:: Information given ::

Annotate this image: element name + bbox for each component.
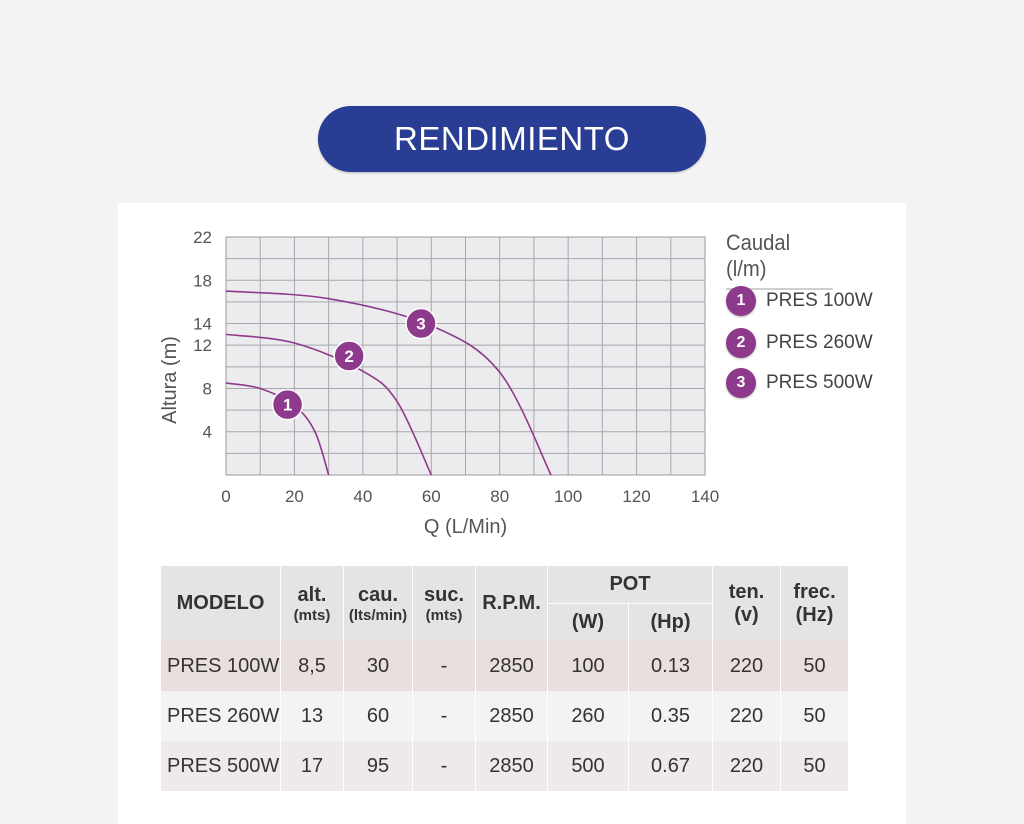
col-pot-hp: (Hp) — [628, 603, 713, 641]
cell-w: 100 — [547, 641, 629, 691]
cell-cau: 95 — [343, 741, 413, 791]
cell-ten: 220 — [712, 741, 781, 791]
x-tick-label: 140 — [691, 487, 719, 506]
cell-rpm: 2850 — [475, 691, 548, 741]
cell-hp: 0.67 — [628, 741, 713, 791]
cell-cau: 60 — [343, 691, 413, 741]
legend-badge: 1 — [726, 286, 756, 316]
legend-badge: 2 — [726, 328, 756, 358]
y-tick-label: 12 — [193, 336, 212, 355]
cell-rpm: 2850 — [475, 741, 548, 791]
x-axis-label: Q (L/Min) — [424, 516, 507, 538]
cell-modelo: PRES 260W — [160, 691, 281, 741]
cell-alt: 8,5 — [280, 641, 344, 691]
cell-hp: 0.13 — [628, 641, 713, 691]
col-modelo: MODELO — [160, 566, 281, 641]
series-marker-label: 1 — [283, 396, 292, 415]
col-suc: suc. (mts) — [412, 566, 476, 641]
page-title: RENDIMIENTO — [394, 120, 630, 157]
series-marker-label: 3 — [416, 315, 425, 334]
legend-label: PRES 500W — [766, 372, 873, 393]
series-marker-1 — [271, 388, 304, 421]
cell-w: 500 — [547, 741, 629, 791]
legend-title: Caudal (l/m) — [726, 230, 833, 290]
legend-label: PRES 100W — [766, 290, 873, 311]
col-rpm: R.P.M. — [475, 566, 548, 641]
col-pot-w: (W) — [547, 603, 629, 641]
cell-modelo: PRES 500W — [160, 741, 281, 791]
cell-frec: 50 — [780, 741, 849, 791]
x-tick-label: 60 — [422, 487, 441, 506]
legend-label: PRES 260W — [766, 332, 873, 353]
cell-modelo: PRES 100W — [160, 641, 281, 691]
y-tick-label: 4 — [203, 423, 212, 442]
spec-table: MODELO alt. (mts) cau. (lts/min) suc. (mts)… — [160, 566, 849, 791]
legend-item-3: 3 PRES 500W — [726, 368, 873, 398]
legend-badge: 3 — [726, 368, 756, 398]
x-tick-label: 80 — [490, 487, 509, 506]
cell-alt: 13 — [280, 691, 344, 741]
title-pill: RENDIMIENTO — [318, 106, 706, 172]
plot-border — [225, 236, 706, 476]
cell-w: 260 — [547, 691, 629, 741]
col-frec: frec. (Hz) — [780, 566, 849, 641]
y-tick-label: 18 — [193, 271, 212, 290]
cell-suc: - — [412, 691, 476, 741]
series-line-2 — [225, 333, 433, 476]
cell-cau: 30 — [343, 641, 413, 691]
table-row: PRES 500W 17 95 - 2850 500 0.67 220 50 — [160, 741, 849, 791]
x-tick-label: 120 — [622, 487, 650, 506]
legend-item-1: 1 PRES 100W — [726, 286, 873, 316]
legend: Caudal (l/m) 1 PRES 100W 2 PRES 260W 3 P… — [726, 230, 873, 398]
cell-frec: 50 — [780, 641, 849, 691]
cell-suc: - — [412, 741, 476, 791]
cell-ten: 220 — [712, 641, 781, 691]
table-row: PRES 100W 8,5 30 - 2850 100 0.13 220 50 — [160, 641, 849, 691]
table-row: PRES 260W 13 60 - 2850 260 0.35 220 50 — [160, 691, 849, 741]
cell-hp: 0.35 — [628, 691, 713, 741]
series-marker-3 — [405, 307, 437, 340]
x-tick-label: 20 — [285, 487, 304, 506]
cell-ten: 220 — [712, 691, 781, 741]
cell-alt: 17 — [280, 741, 344, 791]
series-marker-2 — [333, 340, 365, 372]
col-ten: ten. (v) — [712, 566, 781, 641]
y-tick-label: 14 — [193, 315, 212, 334]
y-tick-label: 22 — [193, 228, 212, 247]
y-axis-label: Altura (m) — [159, 336, 181, 424]
col-pot: POT — [547, 566, 713, 604]
series-marker-label: 2 — [344, 347, 353, 366]
col-alt: alt. (mts) — [280, 566, 344, 641]
x-tick-label: 0 — [221, 487, 230, 506]
cell-rpm: 2850 — [475, 641, 548, 691]
x-tick-label: 100 — [554, 487, 582, 506]
col-cau: cau. (lts/min) — [343, 566, 413, 641]
cell-suc: - — [412, 641, 476, 691]
y-tick-label: 8 — [203, 379, 212, 398]
cell-frec: 50 — [780, 691, 849, 741]
legend-item-2: 2 PRES 260W — [726, 328, 873, 358]
x-tick-label: 40 — [353, 487, 372, 506]
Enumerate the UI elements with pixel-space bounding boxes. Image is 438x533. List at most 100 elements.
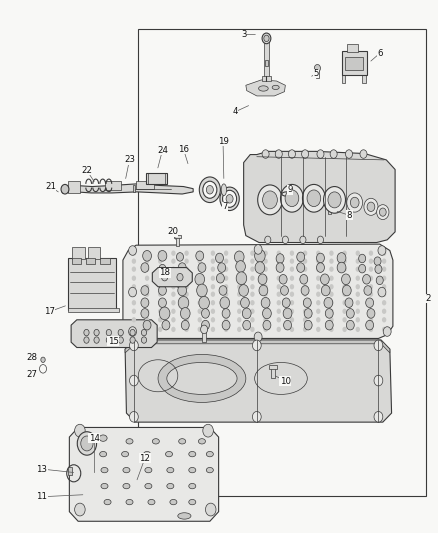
Circle shape (342, 285, 350, 296)
Polygon shape (69, 427, 218, 521)
Circle shape (223, 284, 228, 289)
Circle shape (368, 317, 372, 322)
Polygon shape (152, 268, 192, 287)
Circle shape (210, 317, 215, 322)
Circle shape (315, 327, 320, 332)
Circle shape (282, 236, 288, 244)
Circle shape (159, 264, 166, 273)
Circle shape (344, 298, 352, 308)
Circle shape (74, 503, 85, 516)
Circle shape (299, 274, 307, 284)
Circle shape (200, 325, 207, 334)
Circle shape (368, 327, 372, 332)
Circle shape (302, 284, 307, 289)
Circle shape (328, 309, 333, 314)
Circle shape (84, 329, 89, 336)
Circle shape (276, 263, 283, 272)
Ellipse shape (123, 467, 130, 473)
Ellipse shape (99, 451, 106, 457)
Ellipse shape (158, 354, 245, 402)
Circle shape (235, 261, 245, 272)
Circle shape (161, 273, 167, 281)
Circle shape (288, 150, 295, 158)
Ellipse shape (126, 499, 133, 505)
Bar (264, 60, 268, 66)
Circle shape (237, 266, 241, 272)
Circle shape (320, 274, 328, 285)
Circle shape (201, 309, 209, 318)
Bar (68, 181, 80, 193)
Circle shape (377, 246, 385, 255)
Bar (261, 76, 270, 81)
Circle shape (131, 300, 136, 305)
Circle shape (261, 297, 269, 308)
Circle shape (226, 195, 233, 203)
Circle shape (355, 300, 359, 305)
Circle shape (276, 251, 280, 256)
Circle shape (374, 265, 381, 273)
Circle shape (197, 327, 201, 332)
Circle shape (210, 300, 215, 305)
Circle shape (276, 317, 280, 322)
Circle shape (171, 251, 175, 256)
Circle shape (162, 320, 170, 330)
Circle shape (381, 284, 385, 289)
Circle shape (197, 266, 201, 272)
Circle shape (377, 287, 385, 297)
Circle shape (381, 251, 385, 256)
Circle shape (345, 150, 352, 158)
Circle shape (355, 259, 359, 264)
Circle shape (262, 308, 271, 319)
Circle shape (342, 317, 346, 322)
Circle shape (237, 300, 241, 305)
Circle shape (300, 286, 308, 295)
Circle shape (363, 198, 377, 215)
Circle shape (328, 259, 333, 264)
Circle shape (250, 317, 254, 322)
Circle shape (216, 273, 224, 283)
Circle shape (178, 296, 188, 309)
Circle shape (328, 276, 333, 281)
Circle shape (368, 309, 372, 314)
Circle shape (289, 327, 293, 332)
Circle shape (368, 251, 372, 256)
Circle shape (158, 266, 162, 272)
Circle shape (197, 309, 201, 314)
Circle shape (342, 276, 346, 281)
Circle shape (280, 286, 288, 295)
Circle shape (276, 309, 280, 314)
Text: 20: 20 (166, 228, 178, 236)
Circle shape (198, 296, 209, 309)
Circle shape (323, 297, 332, 308)
Circle shape (280, 184, 303, 212)
Circle shape (177, 285, 186, 296)
Circle shape (84, 337, 89, 343)
Circle shape (346, 309, 353, 318)
Bar (361, 73, 365, 83)
Circle shape (366, 202, 374, 212)
Circle shape (128, 287, 136, 297)
Circle shape (222, 320, 230, 330)
Circle shape (263, 284, 267, 289)
Circle shape (242, 308, 251, 319)
Circle shape (327, 192, 340, 208)
Circle shape (223, 300, 228, 305)
Circle shape (158, 286, 166, 295)
Bar (105, 181, 120, 190)
Circle shape (184, 276, 188, 281)
Circle shape (159, 307, 170, 320)
Circle shape (302, 300, 307, 305)
Circle shape (176, 253, 183, 261)
Circle shape (289, 300, 293, 305)
Circle shape (145, 327, 149, 332)
Circle shape (141, 263, 148, 272)
Circle shape (197, 259, 201, 264)
Circle shape (177, 273, 183, 281)
Circle shape (240, 297, 249, 308)
Text: 5: 5 (313, 69, 318, 78)
Circle shape (282, 298, 290, 308)
Circle shape (41, 357, 45, 362)
Circle shape (131, 309, 136, 314)
Circle shape (197, 317, 201, 322)
Circle shape (373, 411, 382, 422)
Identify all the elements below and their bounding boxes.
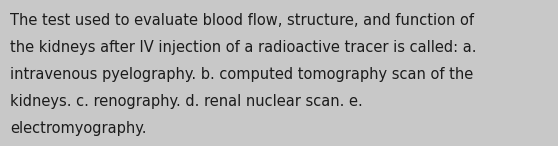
Text: electromyography.: electromyography.	[10, 121, 147, 136]
Text: intravenous pyelography. b. computed tomography scan of the: intravenous pyelography. b. computed tom…	[10, 67, 473, 82]
Text: kidneys. c. renography. d. renal nuclear scan. e.: kidneys. c. renography. d. renal nuclear…	[10, 94, 363, 109]
Text: the kidneys after IV injection of a radioactive tracer is called: a.: the kidneys after IV injection of a radi…	[10, 40, 477, 55]
Text: The test used to evaluate blood flow, structure, and function of: The test used to evaluate blood flow, st…	[10, 13, 474, 28]
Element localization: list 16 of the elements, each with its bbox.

:::

* **Exercise goal**
Format the lines of the records from the one containing "121, 147, 136]" down through the one containing "Text: kidneys. c." as a JSON list of strings, with one string per line and no blank lines.

* **Finished answer**
[
  "Text: electromyography.: electromyography.\t[10, 121, 147, 136]",
  "Text: intravenous pyelography. b. computed tomography scan of the: intravenous pyelography. b. computed tom…\t[10, 67, 473, 82]",
  "Text: kidneys. c. renography. d. renal nuclear scan. e.: kidneys. c. renography. d. renal nuclear…\t[10, 94, 363, 109]"
]